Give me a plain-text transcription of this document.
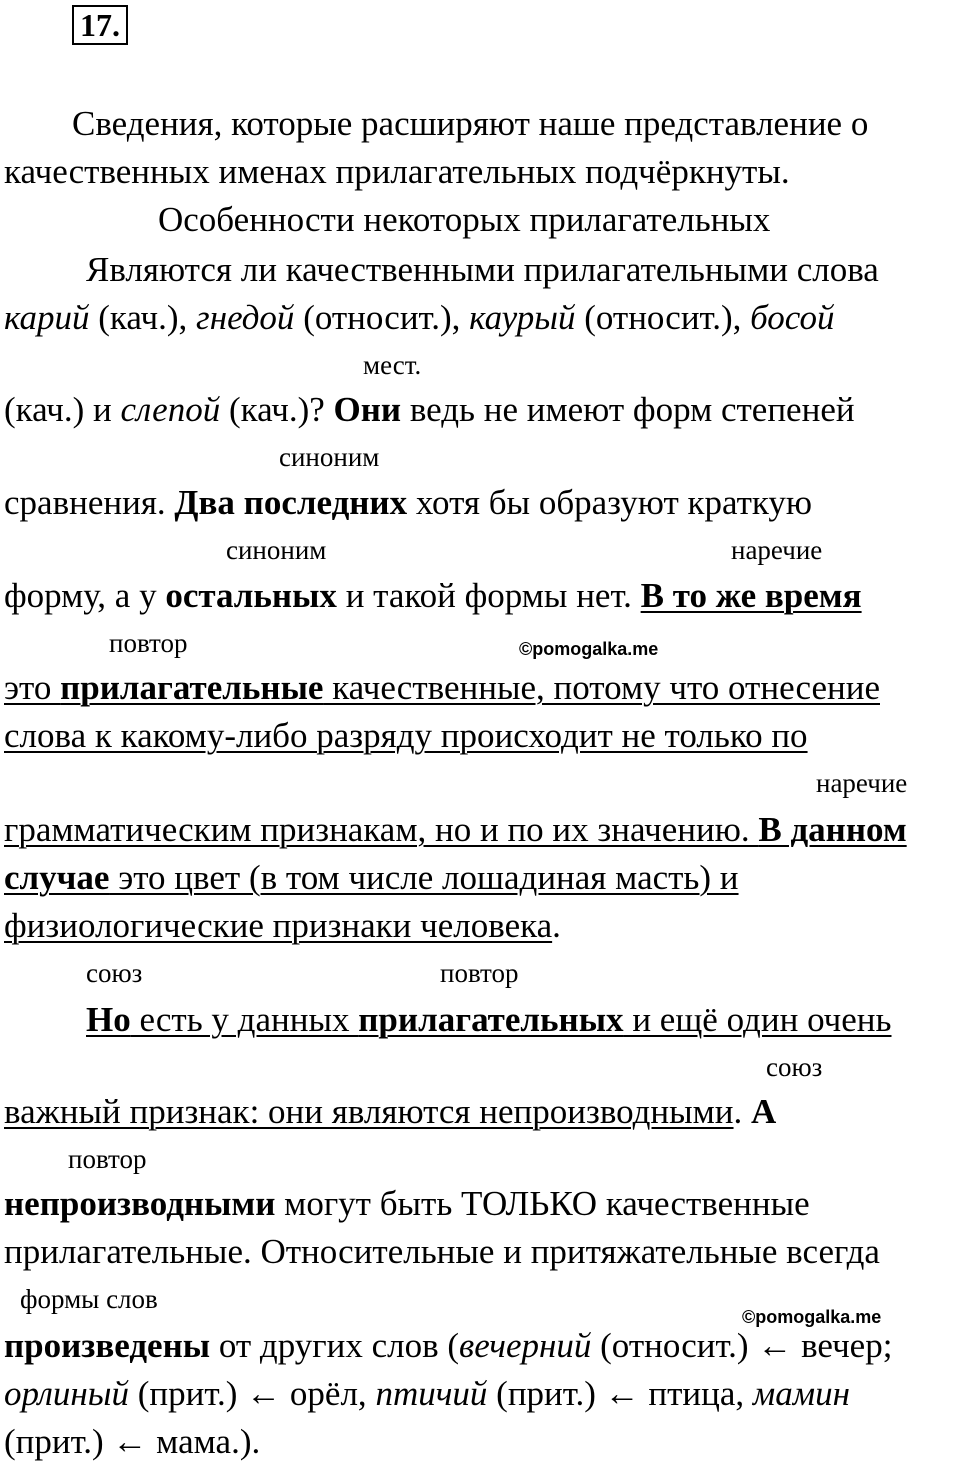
17.
Сведения, которые расширяют наше представление о
качественных именах прилагательных подчёркнуты.
Особенности некоторых прилагательных
Являются ли качественными прилагательными слова
карий (кач.), гнедой (относит.), каурый (относит.), босой
мест.
(кач.) и слепой (кач.)? Они ведь не имеют форм степеней
синоним
сравнения. Два последних хотя бы образуют краткую
синоним	наречие
форму, а у остальных и такой формы нет. В то же время
повтор	©pomogalka.me
это прилагательные качественные, потому что отнесение
слова к какому-либо разряду происходит не только по
наречие
грамматическим признакам, но и по их значению. В данном
случае это цвет (в том числе лошадиная масть) и
физиологические признаки человека.
союз	повтор
Но есть у данных прилагательных и ещё один очень
союз
важный признак: они являются непроизводными. А
повтор
непроизводными могут быть ТОЛЬКО качественные
прилагательные. Относительные и притяжательные всегда
формы слов
©pomogalka.me
произведены от других слов (вечерний (относит.) ← вечер;
орлиный (прит.) ← орёл, птичий (прит.) ← птица, мамин
(прит.) ← мама.).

* To be done *
Pictures stay out; reproduce every line of the records exactly.

* Full solution *
Give me a plain-text transcription of this document.
17.
Сведения, которые расширяют наше представление о
качественных именах прилагательных подчёркнуты.
Особенности некоторых прилагательных
Являются ли качественными прилагательными слова
карий (кач.), гнедой (относит.), каурый (относит.), босой
мест.
(кач.) и слепой (кач.)? Они ведь не имеют форм степеней
синоним
сравнения. Два последних хотя бы образуют краткую
синоним	наречие
форму, а у остальных и такой формы нет. В то же время
повтор	©pomogalka.me
это прилагательные качественные, потому что отнесение
слова к какому-либо разряду происходит не только по
наречие
грамматическим признакам, но и по их значению. В данном
случае это цвет (в том числе лошадиная масть) и
физиологические признаки человека.
союз	повтор
Но есть у данных прилагательных и ещё один очень
союз
важный признак: они являются непроизводными. А
повтор
непроизводными могут быть ТОЛЬКО качественные
прилагательные. Относительные и притяжательные всегда
формы слов
©pomogalka.me
произведены от других слов (вечерний (относит.) ← вечер;
орлиный (прит.) ← орёл, птичий (прит.) ← птица, мамин
(прит.) ← мама.).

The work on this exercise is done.